**Exercise objective**
Search the records for "rgba" and copy each line that holds it.

Recorded data
|---|

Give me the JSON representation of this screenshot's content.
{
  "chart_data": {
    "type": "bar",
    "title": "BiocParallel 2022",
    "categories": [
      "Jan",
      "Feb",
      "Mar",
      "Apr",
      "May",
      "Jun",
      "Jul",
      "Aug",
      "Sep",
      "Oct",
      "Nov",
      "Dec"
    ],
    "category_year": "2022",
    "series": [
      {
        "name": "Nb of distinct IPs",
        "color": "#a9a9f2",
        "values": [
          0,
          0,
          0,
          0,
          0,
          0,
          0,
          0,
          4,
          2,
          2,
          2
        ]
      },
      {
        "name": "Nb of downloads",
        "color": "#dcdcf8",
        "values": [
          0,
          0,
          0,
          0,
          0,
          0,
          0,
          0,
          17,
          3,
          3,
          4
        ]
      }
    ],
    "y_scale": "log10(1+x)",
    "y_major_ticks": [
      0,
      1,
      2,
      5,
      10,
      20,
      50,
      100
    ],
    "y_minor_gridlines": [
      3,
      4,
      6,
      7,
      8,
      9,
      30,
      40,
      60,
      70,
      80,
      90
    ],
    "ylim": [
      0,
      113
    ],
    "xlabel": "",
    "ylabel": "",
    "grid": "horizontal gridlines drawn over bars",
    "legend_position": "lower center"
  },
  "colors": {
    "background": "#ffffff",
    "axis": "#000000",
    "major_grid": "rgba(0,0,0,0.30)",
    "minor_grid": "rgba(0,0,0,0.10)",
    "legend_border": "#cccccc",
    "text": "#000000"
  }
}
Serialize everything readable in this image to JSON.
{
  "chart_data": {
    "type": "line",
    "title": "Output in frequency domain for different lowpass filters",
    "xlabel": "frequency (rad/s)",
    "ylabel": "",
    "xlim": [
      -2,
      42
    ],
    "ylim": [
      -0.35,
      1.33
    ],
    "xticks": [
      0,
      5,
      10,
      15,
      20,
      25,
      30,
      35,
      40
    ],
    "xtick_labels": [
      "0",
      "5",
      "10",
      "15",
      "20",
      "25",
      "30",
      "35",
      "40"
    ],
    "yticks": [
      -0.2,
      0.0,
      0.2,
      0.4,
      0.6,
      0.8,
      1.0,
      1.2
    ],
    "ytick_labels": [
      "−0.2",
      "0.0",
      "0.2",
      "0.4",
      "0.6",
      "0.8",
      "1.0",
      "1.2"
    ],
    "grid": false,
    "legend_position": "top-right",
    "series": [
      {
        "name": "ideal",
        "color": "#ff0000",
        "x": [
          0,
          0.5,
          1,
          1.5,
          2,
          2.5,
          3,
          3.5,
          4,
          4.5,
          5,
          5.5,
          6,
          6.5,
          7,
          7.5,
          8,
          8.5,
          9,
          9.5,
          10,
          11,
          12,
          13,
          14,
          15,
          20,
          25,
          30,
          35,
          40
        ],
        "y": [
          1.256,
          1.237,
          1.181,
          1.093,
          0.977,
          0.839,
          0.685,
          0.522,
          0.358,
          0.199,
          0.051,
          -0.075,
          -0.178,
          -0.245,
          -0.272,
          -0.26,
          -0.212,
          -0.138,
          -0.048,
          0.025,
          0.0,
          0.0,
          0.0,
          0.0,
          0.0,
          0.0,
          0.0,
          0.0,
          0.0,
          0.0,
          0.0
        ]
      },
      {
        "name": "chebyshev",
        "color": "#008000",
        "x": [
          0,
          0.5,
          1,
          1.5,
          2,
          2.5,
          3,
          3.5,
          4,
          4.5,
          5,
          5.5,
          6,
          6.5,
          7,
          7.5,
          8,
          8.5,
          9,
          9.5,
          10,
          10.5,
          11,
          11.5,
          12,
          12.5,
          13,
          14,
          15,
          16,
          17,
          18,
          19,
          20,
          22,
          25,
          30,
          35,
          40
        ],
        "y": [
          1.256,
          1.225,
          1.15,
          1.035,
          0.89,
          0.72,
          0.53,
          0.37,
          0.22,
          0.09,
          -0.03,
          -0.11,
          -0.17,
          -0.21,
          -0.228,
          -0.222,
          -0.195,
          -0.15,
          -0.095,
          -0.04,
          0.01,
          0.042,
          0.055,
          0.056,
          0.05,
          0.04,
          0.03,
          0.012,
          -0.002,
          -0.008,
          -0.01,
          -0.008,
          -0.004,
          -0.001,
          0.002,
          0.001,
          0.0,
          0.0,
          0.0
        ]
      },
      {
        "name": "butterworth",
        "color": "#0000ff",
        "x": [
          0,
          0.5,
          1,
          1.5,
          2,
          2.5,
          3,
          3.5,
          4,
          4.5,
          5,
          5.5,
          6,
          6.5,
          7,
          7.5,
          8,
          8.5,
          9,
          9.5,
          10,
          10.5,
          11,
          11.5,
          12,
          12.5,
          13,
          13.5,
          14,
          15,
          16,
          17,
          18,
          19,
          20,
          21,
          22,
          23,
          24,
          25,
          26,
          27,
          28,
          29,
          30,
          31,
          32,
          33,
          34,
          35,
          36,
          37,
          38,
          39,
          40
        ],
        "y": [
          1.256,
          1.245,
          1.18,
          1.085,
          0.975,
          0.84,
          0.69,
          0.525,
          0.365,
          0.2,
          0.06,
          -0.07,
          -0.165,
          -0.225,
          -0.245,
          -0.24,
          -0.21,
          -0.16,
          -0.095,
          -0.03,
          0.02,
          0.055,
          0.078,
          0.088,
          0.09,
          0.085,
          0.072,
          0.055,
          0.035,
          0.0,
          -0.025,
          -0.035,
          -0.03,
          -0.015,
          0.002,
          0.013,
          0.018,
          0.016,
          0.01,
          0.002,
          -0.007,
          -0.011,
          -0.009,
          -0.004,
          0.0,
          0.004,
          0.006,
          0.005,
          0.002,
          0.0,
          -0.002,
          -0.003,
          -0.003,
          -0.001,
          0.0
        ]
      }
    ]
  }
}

|---|

**Expected answer**
    "major_grid": "rgba(0,0,0,0.30)",
    "minor_grid": "rgba(0,0,0,0.10)",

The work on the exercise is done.